» **Aim**:
Each line that holds the word "right" should be returned.

» **Input for this task**:
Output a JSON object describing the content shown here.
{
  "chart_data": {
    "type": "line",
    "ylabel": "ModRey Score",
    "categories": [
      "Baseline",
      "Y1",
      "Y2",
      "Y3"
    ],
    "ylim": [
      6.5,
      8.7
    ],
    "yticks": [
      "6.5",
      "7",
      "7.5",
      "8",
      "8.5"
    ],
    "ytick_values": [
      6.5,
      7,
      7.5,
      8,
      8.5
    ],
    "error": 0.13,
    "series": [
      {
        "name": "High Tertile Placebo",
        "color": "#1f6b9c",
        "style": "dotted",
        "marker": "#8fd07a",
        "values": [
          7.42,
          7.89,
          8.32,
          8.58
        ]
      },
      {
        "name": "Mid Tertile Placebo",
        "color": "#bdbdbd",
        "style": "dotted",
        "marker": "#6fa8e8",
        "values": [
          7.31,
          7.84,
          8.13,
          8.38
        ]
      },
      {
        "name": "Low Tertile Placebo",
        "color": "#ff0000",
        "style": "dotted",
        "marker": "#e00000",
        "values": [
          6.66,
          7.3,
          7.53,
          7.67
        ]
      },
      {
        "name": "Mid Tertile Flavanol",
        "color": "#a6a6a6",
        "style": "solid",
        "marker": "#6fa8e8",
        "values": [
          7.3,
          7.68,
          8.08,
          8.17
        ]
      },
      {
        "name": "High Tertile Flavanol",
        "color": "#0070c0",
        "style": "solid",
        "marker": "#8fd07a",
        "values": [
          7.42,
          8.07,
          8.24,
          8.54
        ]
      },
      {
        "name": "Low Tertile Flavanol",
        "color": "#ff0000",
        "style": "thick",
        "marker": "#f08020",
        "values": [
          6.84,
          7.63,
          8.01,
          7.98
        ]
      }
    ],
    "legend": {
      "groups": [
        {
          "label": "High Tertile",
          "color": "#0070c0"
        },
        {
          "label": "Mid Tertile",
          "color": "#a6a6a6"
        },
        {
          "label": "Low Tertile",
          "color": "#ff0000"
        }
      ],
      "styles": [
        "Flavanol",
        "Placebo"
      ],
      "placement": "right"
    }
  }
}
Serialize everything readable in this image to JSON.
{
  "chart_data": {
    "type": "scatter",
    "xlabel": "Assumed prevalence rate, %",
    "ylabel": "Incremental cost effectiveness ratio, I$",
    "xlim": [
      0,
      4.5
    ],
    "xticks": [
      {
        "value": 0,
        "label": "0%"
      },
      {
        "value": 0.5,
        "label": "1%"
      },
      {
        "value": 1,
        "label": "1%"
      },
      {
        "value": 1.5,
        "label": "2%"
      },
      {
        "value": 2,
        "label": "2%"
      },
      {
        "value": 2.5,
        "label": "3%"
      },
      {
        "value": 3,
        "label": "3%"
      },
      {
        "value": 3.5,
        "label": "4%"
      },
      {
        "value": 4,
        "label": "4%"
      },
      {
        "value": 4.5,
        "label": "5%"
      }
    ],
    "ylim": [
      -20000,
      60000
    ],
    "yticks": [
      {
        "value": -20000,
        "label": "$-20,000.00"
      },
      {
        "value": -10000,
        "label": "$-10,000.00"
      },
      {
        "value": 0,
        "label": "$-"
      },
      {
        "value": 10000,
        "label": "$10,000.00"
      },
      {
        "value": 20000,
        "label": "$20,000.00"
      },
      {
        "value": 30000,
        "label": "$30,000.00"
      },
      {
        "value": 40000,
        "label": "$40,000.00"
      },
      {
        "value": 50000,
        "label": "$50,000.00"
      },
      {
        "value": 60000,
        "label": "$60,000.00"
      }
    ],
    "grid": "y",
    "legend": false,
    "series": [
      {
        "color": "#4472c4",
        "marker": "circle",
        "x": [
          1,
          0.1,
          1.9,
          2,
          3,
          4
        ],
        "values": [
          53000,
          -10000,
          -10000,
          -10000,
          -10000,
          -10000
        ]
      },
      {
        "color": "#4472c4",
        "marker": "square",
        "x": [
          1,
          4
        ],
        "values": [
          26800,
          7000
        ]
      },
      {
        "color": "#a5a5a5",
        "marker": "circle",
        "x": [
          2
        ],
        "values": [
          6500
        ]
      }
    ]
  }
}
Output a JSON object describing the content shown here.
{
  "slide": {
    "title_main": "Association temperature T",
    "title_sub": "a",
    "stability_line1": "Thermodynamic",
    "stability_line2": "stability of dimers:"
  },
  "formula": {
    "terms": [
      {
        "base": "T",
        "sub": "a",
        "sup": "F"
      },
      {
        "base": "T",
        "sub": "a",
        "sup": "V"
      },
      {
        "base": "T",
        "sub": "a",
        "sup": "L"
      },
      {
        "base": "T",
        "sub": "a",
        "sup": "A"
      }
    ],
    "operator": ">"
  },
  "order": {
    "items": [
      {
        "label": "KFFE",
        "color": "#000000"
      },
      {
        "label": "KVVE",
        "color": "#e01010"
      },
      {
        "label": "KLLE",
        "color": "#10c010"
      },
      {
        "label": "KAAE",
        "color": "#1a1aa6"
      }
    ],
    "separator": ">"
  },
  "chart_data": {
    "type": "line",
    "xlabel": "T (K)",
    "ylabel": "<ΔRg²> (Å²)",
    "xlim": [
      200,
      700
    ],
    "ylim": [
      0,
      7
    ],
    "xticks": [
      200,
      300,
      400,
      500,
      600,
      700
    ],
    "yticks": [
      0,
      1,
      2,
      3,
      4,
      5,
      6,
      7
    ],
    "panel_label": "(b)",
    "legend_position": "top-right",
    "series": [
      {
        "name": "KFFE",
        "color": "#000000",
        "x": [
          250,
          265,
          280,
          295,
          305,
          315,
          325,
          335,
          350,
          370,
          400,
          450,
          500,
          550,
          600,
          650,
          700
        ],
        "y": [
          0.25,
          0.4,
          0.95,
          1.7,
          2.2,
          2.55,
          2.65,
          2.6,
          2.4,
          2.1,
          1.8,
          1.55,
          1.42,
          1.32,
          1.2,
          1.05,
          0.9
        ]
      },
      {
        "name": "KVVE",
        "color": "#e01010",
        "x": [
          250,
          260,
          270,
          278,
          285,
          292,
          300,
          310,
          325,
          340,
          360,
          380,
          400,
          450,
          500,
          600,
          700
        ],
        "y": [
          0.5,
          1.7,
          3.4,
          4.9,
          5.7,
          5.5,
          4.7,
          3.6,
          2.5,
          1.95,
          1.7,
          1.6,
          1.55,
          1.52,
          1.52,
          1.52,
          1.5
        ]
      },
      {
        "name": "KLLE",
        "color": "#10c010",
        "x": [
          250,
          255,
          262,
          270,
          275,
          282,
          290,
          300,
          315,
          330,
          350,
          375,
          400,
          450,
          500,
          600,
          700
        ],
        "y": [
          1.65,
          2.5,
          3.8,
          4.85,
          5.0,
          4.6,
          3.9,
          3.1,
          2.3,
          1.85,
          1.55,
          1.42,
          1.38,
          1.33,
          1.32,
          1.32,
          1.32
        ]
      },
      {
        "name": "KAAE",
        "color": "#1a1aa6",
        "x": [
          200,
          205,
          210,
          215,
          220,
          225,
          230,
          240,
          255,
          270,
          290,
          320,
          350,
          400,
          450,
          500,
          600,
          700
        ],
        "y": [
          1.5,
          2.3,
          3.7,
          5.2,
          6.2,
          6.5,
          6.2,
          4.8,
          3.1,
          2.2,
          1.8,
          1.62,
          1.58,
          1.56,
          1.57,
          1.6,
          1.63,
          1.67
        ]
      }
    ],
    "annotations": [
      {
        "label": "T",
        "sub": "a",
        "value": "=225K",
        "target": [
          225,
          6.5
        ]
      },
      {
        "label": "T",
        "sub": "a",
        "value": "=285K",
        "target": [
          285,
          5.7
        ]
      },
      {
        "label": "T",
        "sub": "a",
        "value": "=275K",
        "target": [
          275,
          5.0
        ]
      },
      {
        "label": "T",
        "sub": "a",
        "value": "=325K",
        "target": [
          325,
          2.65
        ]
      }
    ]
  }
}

» **The completed task**:
      "placement": "right"
    "legend_position": "top-right",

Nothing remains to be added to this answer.